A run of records
··········
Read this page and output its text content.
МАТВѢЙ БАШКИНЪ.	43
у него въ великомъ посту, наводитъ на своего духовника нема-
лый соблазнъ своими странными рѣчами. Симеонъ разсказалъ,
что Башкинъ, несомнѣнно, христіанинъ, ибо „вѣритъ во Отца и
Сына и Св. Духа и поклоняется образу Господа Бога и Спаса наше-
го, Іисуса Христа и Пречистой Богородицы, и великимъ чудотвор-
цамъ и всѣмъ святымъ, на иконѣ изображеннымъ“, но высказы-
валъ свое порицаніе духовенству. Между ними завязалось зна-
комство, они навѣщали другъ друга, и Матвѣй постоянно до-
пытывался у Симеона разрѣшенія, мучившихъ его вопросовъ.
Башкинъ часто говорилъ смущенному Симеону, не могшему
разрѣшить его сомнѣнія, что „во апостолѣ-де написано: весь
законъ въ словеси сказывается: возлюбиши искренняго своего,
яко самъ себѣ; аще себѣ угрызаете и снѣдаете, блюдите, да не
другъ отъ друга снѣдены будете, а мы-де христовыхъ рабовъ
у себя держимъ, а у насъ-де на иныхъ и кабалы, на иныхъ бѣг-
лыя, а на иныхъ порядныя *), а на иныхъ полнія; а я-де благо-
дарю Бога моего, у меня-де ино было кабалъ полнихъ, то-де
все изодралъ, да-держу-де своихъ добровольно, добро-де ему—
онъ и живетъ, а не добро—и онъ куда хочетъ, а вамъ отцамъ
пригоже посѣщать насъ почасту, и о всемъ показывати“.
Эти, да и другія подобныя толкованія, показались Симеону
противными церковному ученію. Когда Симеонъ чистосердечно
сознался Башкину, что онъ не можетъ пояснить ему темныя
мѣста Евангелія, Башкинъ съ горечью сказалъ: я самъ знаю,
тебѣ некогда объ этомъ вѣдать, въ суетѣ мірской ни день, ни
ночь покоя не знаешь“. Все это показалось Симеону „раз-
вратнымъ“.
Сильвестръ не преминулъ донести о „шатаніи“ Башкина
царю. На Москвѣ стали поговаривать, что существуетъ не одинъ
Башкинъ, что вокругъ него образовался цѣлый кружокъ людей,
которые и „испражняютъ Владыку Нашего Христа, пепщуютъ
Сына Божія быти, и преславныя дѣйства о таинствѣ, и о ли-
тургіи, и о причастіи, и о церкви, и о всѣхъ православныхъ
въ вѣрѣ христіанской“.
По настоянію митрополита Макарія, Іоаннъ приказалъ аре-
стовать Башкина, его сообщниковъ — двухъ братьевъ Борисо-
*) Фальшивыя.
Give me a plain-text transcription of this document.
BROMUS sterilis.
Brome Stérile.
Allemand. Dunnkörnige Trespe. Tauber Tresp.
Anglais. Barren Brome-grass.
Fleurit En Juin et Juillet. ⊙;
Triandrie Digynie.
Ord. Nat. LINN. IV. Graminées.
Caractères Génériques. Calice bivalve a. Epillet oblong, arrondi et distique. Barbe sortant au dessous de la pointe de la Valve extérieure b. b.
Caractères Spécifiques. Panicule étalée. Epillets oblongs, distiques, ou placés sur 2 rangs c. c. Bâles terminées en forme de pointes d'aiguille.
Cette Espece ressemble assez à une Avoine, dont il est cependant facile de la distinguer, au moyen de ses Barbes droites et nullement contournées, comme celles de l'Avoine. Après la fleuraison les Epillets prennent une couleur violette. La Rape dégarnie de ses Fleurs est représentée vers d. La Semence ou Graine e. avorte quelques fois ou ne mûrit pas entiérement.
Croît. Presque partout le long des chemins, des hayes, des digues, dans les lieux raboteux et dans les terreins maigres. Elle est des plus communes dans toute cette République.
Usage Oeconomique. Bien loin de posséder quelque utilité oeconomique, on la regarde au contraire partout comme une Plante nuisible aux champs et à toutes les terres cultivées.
··········
**Stated exercise:** Search the records for the string "this" and return every line in which it occurs.

**Output of the task:**
Read this page and output its text content.
Give me a plain-text transcription of this document.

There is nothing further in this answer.